§ Short exercise: In the Neutrino text, which stages does the default setup assume tensors flow through? List them in order.

§ Document extract:
╭──

Going Deeper with Neutrino

By default, Neutrino is wired for optimizing a classification task that has a fairly simple setup. This imposes tight constraints on the assumed structure of how tensors flow from the data loader, to the model, to the loss function and to the evaluation.

More complex and custom tasks can be supported by Neutrino by following some additional steps. The three main pieces are how to extract what is coming out of the data loader, the loss function and the evaluation function. Finally, we need some information about the optimizer used for the provided pretrained model in order to make it all work.

Customize Forward Pass

One of the most important things when using the engine for customized data and models is to tell it how to extract the tensors from the data loader and trigger forward passes on the model object. We provide a modular interface that needs to be implemented only on the non-standard cases. Also, the interface can default to a working implementation if provided with two keywords, model_input_pattern and expecting_common_inputs.

input pattern

By default, we assume that your data loader returns a 2-tuple where the first element goes to the model and the second element goes to the loss function, we call this the standard (x, y) pattern. If the model signature of its callable expect more than simply x, this can be made available by providing a tuple of integers and ‘_’ as value to model_input_pattern. The integers represent the order on which to pipe the element of data loader tuple to the model and the ‘_’ are placeholders to ignore. It is easier to understand with a few examples:

# default classification
model_input_pattern = (0, '_')

╰──

§ Information supplied:
╭──

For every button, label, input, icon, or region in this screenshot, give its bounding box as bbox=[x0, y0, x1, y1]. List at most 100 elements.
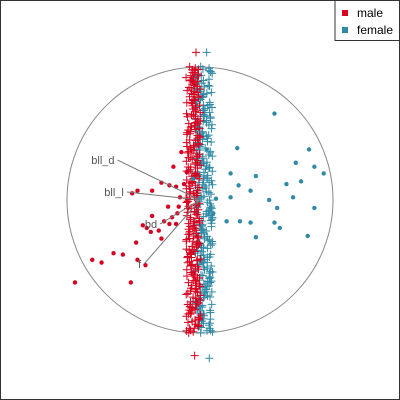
cross-marker-male bbox=[192, 188, 201, 197]
data-point-female bbox=[312, 164, 317, 169]
cross-marker-female bbox=[205, 98, 214, 107]
cross-marker-male bbox=[196, 108, 205, 117]
cross-marker-male bbox=[195, 132, 204, 141]
data-point-male bbox=[99, 260, 104, 265]
cross-marker-male bbox=[191, 264, 200, 273]
cross-marker-female bbox=[208, 180, 217, 189]
data-point-female bbox=[211, 211, 216, 216]
cross-marker-female bbox=[202, 227, 211, 236]
cross-marker-male bbox=[194, 91, 203, 100]
cross-marker-female bbox=[205, 306, 214, 315]
data-point-female bbox=[290, 195, 296, 200]
data-point-male bbox=[181, 181, 187, 187]
cross-marker-male bbox=[186, 127, 195, 136]
cross-marker-male bbox=[184, 219, 193, 228]
cross-marker-male bbox=[184, 278, 193, 287]
variable-vector-bll_d bbox=[117, 159, 201, 201]
data-point-male bbox=[165, 204, 171, 209]
cross-marker-male bbox=[182, 265, 191, 274]
cross-marker-male bbox=[185, 62, 194, 71]
data-point-male bbox=[159, 236, 164, 241]
data-point-female bbox=[321, 171, 326, 176]
data-point-female bbox=[204, 147, 209, 152]
cross-marker-male bbox=[182, 157, 191, 166]
cross-marker-male bbox=[191, 169, 200, 178]
data-point-male bbox=[129, 191, 135, 196]
cross-marker-female bbox=[204, 131, 213, 140]
data-point-female bbox=[266, 197, 272, 203]
cross-marker-female bbox=[207, 300, 216, 309]
data-point-male bbox=[149, 213, 155, 219]
data-point-female bbox=[277, 225, 282, 231]
cross-marker-male bbox=[193, 238, 202, 247]
legend: male female bbox=[334, 0, 400, 41]
cross-marker-female bbox=[205, 282, 214, 291]
cross-marker-male bbox=[185, 83, 194, 92]
cross-marker-female bbox=[202, 184, 211, 193]
cross-marker-male bbox=[185, 302, 194, 311]
cross-marker-male bbox=[193, 234, 202, 243]
cross-marker-female bbox=[202, 48, 211, 57]
cross-marker-female bbox=[206, 241, 215, 250]
cross-marker-male bbox=[184, 119, 193, 128]
cross-marker-female bbox=[206, 326, 215, 335]
data-point-female bbox=[312, 205, 317, 211]
cross-marker-male bbox=[186, 213, 195, 222]
data-point-female bbox=[274, 205, 280, 211]
data-point-male bbox=[72, 280, 78, 285]
variable-label: f bbox=[138, 259, 142, 271]
variable-label: bll_d bbox=[91, 155, 114, 167]
cross-marker-female bbox=[198, 225, 207, 234]
cross-marker-male bbox=[194, 214, 203, 223]
data-point-male bbox=[179, 149, 184, 155]
cross-marker-male bbox=[192, 48, 201, 57]
cross-marker-female bbox=[196, 328, 205, 337]
cross-marker-female bbox=[200, 311, 209, 320]
data-point-female bbox=[228, 195, 233, 200]
data-point-female bbox=[272, 220, 277, 225]
variable-label: bll_l bbox=[104, 187, 124, 199]
data-point-male bbox=[156, 228, 161, 233]
cross-marker-male bbox=[190, 96, 199, 105]
data-point-female bbox=[235, 145, 240, 151]
cross-marker-female bbox=[207, 88, 216, 97]
cross-marker-female bbox=[207, 287, 216, 296]
cross-marker-female bbox=[204, 75, 213, 84]
cross-marker-male bbox=[194, 232, 203, 241]
legend-label-male: male bbox=[357, 6, 383, 20]
data-point-female bbox=[213, 196, 219, 201]
cross-marker-male bbox=[190, 142, 199, 151]
data-point-male bbox=[171, 164, 176, 169]
cross-marker-male bbox=[190, 351, 199, 360]
cross-marker-male bbox=[182, 176, 191, 185]
legend-swatch-male bbox=[342, 10, 348, 16]
cross-marker-female bbox=[205, 82, 214, 91]
cross-marker-female bbox=[207, 215, 216, 224]
cross-marker-female bbox=[199, 132, 208, 141]
cross-marker-male bbox=[184, 163, 193, 172]
cross-marker-female bbox=[206, 250, 215, 259]
cross-marker-female bbox=[205, 354, 214, 363]
data-point-female bbox=[236, 183, 241, 188]
data-point-male bbox=[149, 188, 155, 193]
cross-marker-male bbox=[191, 159, 200, 168]
data-point-male bbox=[144, 225, 149, 231]
variable-vectors: bll_d bll_lbd f bbox=[91, 155, 201, 271]
cross-marker-female bbox=[204, 321, 213, 330]
cross-marker-male bbox=[183, 318, 192, 327]
data-point-male bbox=[176, 204, 181, 209]
data-point-female bbox=[248, 188, 253, 193]
cross-marker-male bbox=[189, 293, 198, 302]
cross-marker-female bbox=[204, 81, 213, 90]
data-point-male bbox=[167, 221, 172, 227]
cross-marker-male bbox=[191, 285, 200, 294]
data-point-female bbox=[248, 220, 253, 225]
cross-marker-female bbox=[204, 236, 213, 245]
cross-marker-male bbox=[195, 124, 204, 133]
cross-marker-male bbox=[182, 73, 191, 82]
cross-marker-male bbox=[182, 290, 191, 299]
cross-marker-female bbox=[207, 176, 216, 185]
cross-markers bbox=[182, 48, 217, 363]
data-point-male bbox=[148, 229, 153, 235]
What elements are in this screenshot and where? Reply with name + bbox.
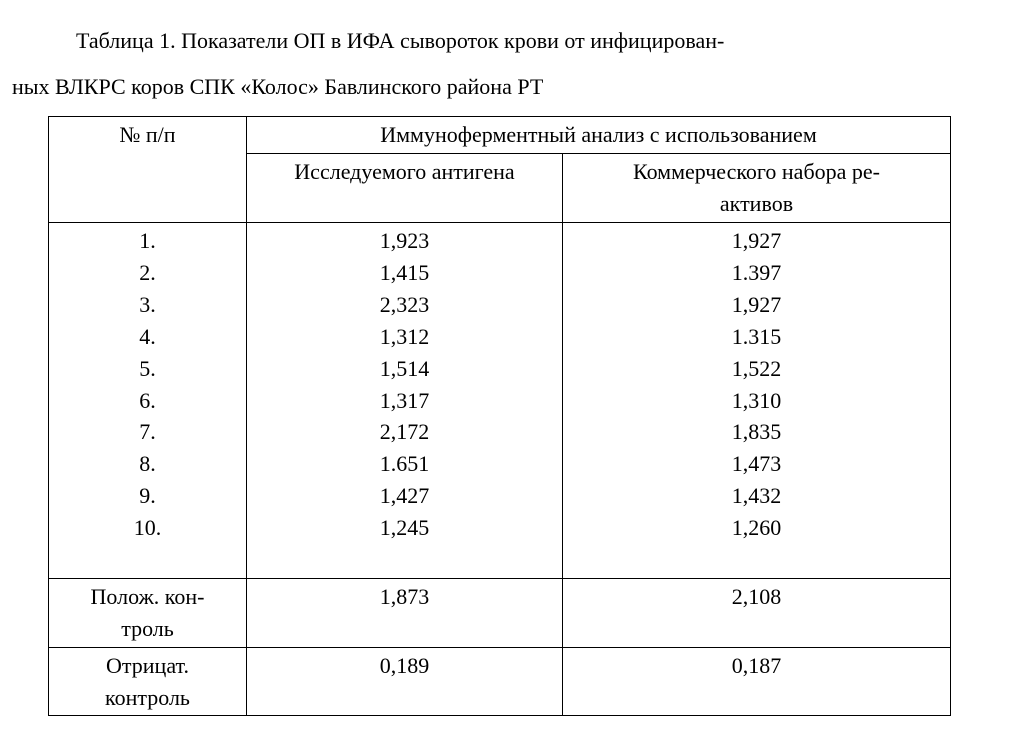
- row-number: 4.: [139, 321, 156, 353]
- antigen-value: 1,514: [380, 353, 430, 385]
- header-sub-1: Исследуемого антигена: [247, 154, 563, 223]
- antigen-value: 1,923: [380, 225, 430, 257]
- row-number: 6.: [139, 385, 156, 417]
- negative-control-row: Отрицат. контроль 0,189 0,187: [49, 647, 951, 716]
- header-row-1: № п/п Иммуноферментный анализ с использо…: [49, 117, 951, 154]
- commercial-value: 1,310: [732, 385, 782, 417]
- header-span: Иммуноферментный анализ с использованием: [247, 117, 951, 154]
- neg-ctrl-label-l2: контроль: [105, 682, 190, 714]
- commercial-value: 1,473: [732, 448, 782, 480]
- caption-line-2: ных ВЛКРС коров СПК «Колос» Бавлинского …: [12, 64, 999, 110]
- row-number: 8.: [139, 448, 156, 480]
- positive-control-label: Полож. кон- троль: [49, 578, 247, 647]
- pos-ctrl-label-l1: Полож. кон-: [91, 581, 205, 613]
- commercial-value: 1,432: [732, 480, 782, 512]
- row-number: 7.: [139, 416, 156, 448]
- commercial-value: 1,522: [732, 353, 782, 385]
- header-col-number: № п/п: [49, 117, 247, 223]
- table-caption: Таблица 1. Показатели ОП в ИФА сывороток…: [12, 18, 999, 110]
- negative-control-label: Отрицат. контроль: [49, 647, 247, 716]
- commercial-value: 1,835: [732, 416, 782, 448]
- negative-control-commercial: 0,187: [563, 647, 951, 716]
- row-number: 1.: [139, 225, 156, 257]
- blank-row: [145, 544, 151, 576]
- antigen-value: 1,427: [380, 480, 430, 512]
- page: Таблица 1. Показатели ОП в ИФА сывороток…: [0, 0, 1011, 716]
- header-sub-2-line1: Коммерческого набора ре-: [633, 156, 880, 188]
- positive-control-antigen: 1,873: [247, 578, 563, 647]
- commercial-values-cell: 1,927 1.397 1,927 1.315 1,522 1,310 1,83…: [563, 223, 951, 579]
- commercial-value: 1.397: [732, 257, 782, 289]
- header-sub-2: Коммерческого набора ре- активов: [563, 154, 951, 223]
- antigen-value: 2,323: [380, 289, 430, 321]
- blank-row: [402, 544, 408, 576]
- caption-line-1: Таблица 1. Показатели ОП в ИФА сывороток…: [12, 18, 999, 64]
- positive-control-commercial: 2,108: [563, 578, 951, 647]
- positive-control-row: Полож. кон- троль 1,873 2,108: [49, 578, 951, 647]
- antigen-value: 2,172: [380, 416, 430, 448]
- antigen-value: 1,415: [380, 257, 430, 289]
- neg-ctrl-label-l1: Отрицат.: [106, 650, 189, 682]
- antigen-value: 1,245: [380, 512, 430, 544]
- row-number: 2.: [139, 257, 156, 289]
- pos-ctrl-label-l2: троль: [121, 613, 174, 645]
- antigen-value: 1.651: [380, 448, 430, 480]
- commercial-value: 1,927: [732, 225, 782, 257]
- commercial-value: 1.315: [732, 321, 782, 353]
- commercial-value: 1,260: [732, 512, 782, 544]
- blank-row: [754, 544, 760, 576]
- row-number: 9.: [139, 480, 156, 512]
- numbers-cell: 1. 2. 3. 4. 5. 6. 7. 8. 9. 10.: [49, 223, 247, 579]
- negative-control-antigen: 0,189: [247, 647, 563, 716]
- antigen-values-cell: 1,923 1,415 2,323 1,312 1,514 1,317 2,17…: [247, 223, 563, 579]
- data-table: № п/п Иммуноферментный анализ с использо…: [48, 116, 951, 716]
- row-number: 10.: [134, 512, 162, 544]
- row-number: 3.: [139, 289, 156, 321]
- antigen-value: 1,317: [380, 385, 430, 417]
- row-number: 5.: [139, 353, 156, 385]
- data-body-row: 1. 2. 3. 4. 5. 6. 7. 8. 9. 10. 1,923 1,4…: [49, 223, 951, 579]
- antigen-value: 1,312: [380, 321, 430, 353]
- commercial-value: 1,927: [732, 289, 782, 321]
- header-sub-2-line2: активов: [720, 188, 793, 220]
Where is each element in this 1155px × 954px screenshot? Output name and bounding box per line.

╰──

§ Task solution:
1. The data loader
2. The model
3. The loss function
4. The evaluation